- [Work required] An exact copy of the records is required, minus the pictures they hold.
BEGIN Records shown
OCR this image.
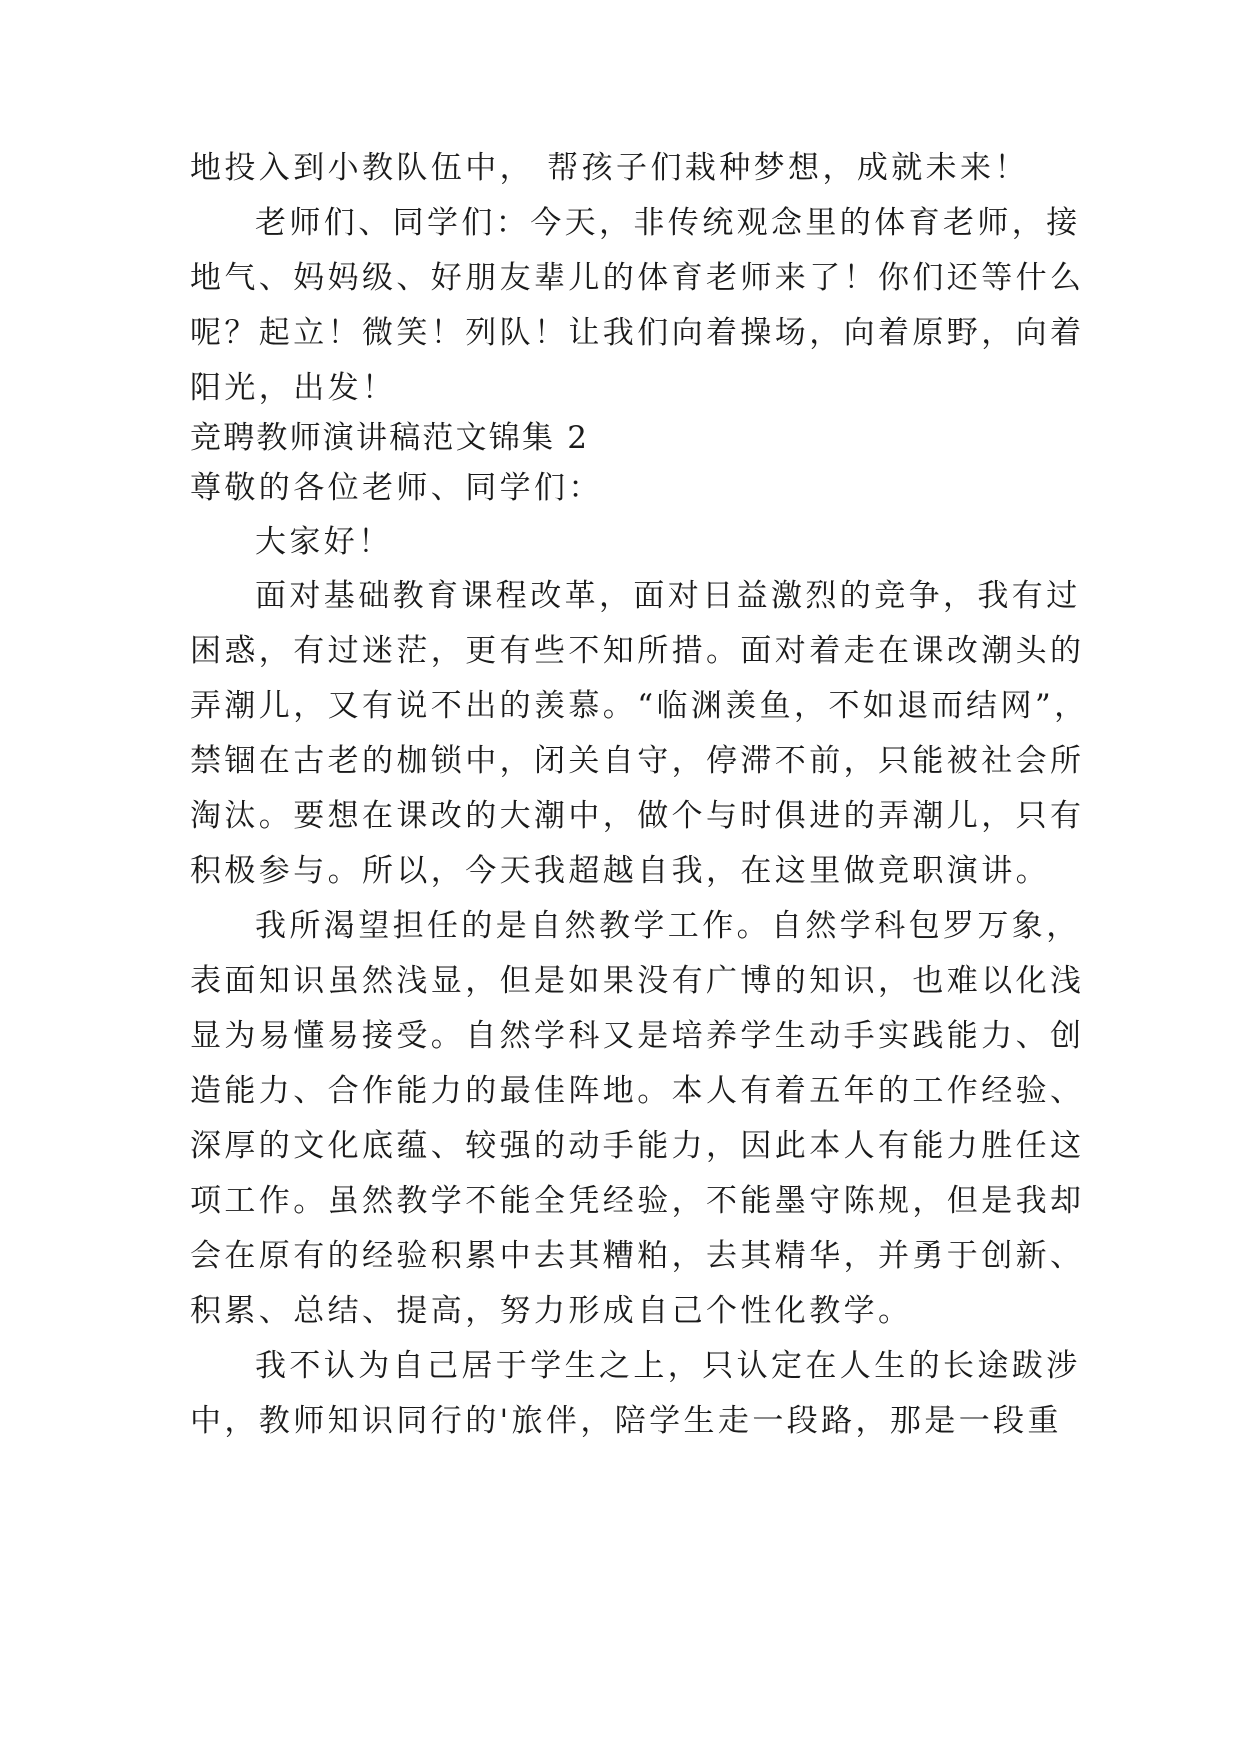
地投入到小教队伍中， 帮孩子们栽种梦想，成就未来！
老师们、同学们：今天，非传统观念里的体育老师，接
地气、妈妈级、好朋友辈儿的体育老师来了！你们还等什么
呢？起立！微笑！列队！让我们向着操场，向着原野，向着
阳光，出发！
竞聘教师演讲稿范文锦集 2
尊敬的各位老师、同学们：
大家好！
面对基础教育课程改革，面对日益激烈的竞争，我有过
困惑，有过迷茫，更有些不知所措。面对着走在课改潮头的
弄潮儿，又有说不出的羡慕。“临渊羡鱼，不如退而结网”，
禁锢在古老的枷锁中，闭关自守，停滞不前，只能被社会所
淘汰。要想在课改的大潮中，做个与时俱进的弄潮儿，只有
积极参与。所以，今天我超越自我，在这里做竞职演讲。
我所渴望担任的是自然教学工作。自然学科包罗万象，
表面知识虽然浅显，但是如果没有广博的知识，也难以化浅
显为易懂易接受。自然学科又是培养学生动手实践能力、创
造能力、合作能力的最佳阵地。本人有着五年的工作经验、
深厚的文化底蕴、较强的动手能力，因此本人有能力胜任这
项工作。虽然教学不能全凭经验，不能墨守陈规，但是我却
会在原有的经验积累中去其糟粕，去其精华，并勇于创新、
积累、总结、提高，努力形成自己个性化教学。
我不认为自己居于学生之上，只认定在人生的长途跋涉
中，教师知识同行的'旅伴，陪学生走一段路，那是一段重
END Records shown
- [Expected answer]
OCR this image.
地投入到小教队伍中， 帮孩子们栽种梦想，成就未来！
老师们、同学们：今天，非传统观念里的体育老师，接
地气、妈妈级、好朋友辈儿的体育老师来了！你们还等什么
呢？起立！微笑！列队！让我们向着操场，向着原野，向着
阳光，出发！
竞聘教师演讲稿范文锦集 2
尊敬的各位老师、同学们：
大家好！
面对基础教育课程改革，面对日益激烈的竞争，我有过
困惑，有过迷茫，更有些不知所措。面对着走在课改潮头的
弄潮儿，又有说不出的羡慕。“临渊羡鱼，不如退而结网”，
禁锢在古老的枷锁中，闭关自守，停滞不前，只能被社会所
淘汰。要想在课改的大潮中，做个与时俱进的弄潮儿，只有
积极参与。所以，今天我超越自我，在这里做竞职演讲。
我所渴望担任的是自然教学工作。自然学科包罗万象，
表面知识虽然浅显，但是如果没有广博的知识，也难以化浅
显为易懂易接受。自然学科又是培养学生动手实践能力、创
造能力、合作能力的最佳阵地。本人有着五年的工作经验、
深厚的文化底蕴、较强的动手能力，因此本人有能力胜任这
项工作。虽然教学不能全凭经验，不能墨守陈规，但是我却
会在原有的经验积累中去其糟粕，去其精华，并勇于创新、
积累、总结、提高，努力形成自己个性化教学。
我不认为自己居于学生之上，只认定在人生的长途跋涉
中，教师知识同行的'旅伴，陪学生走一段路，那是一段重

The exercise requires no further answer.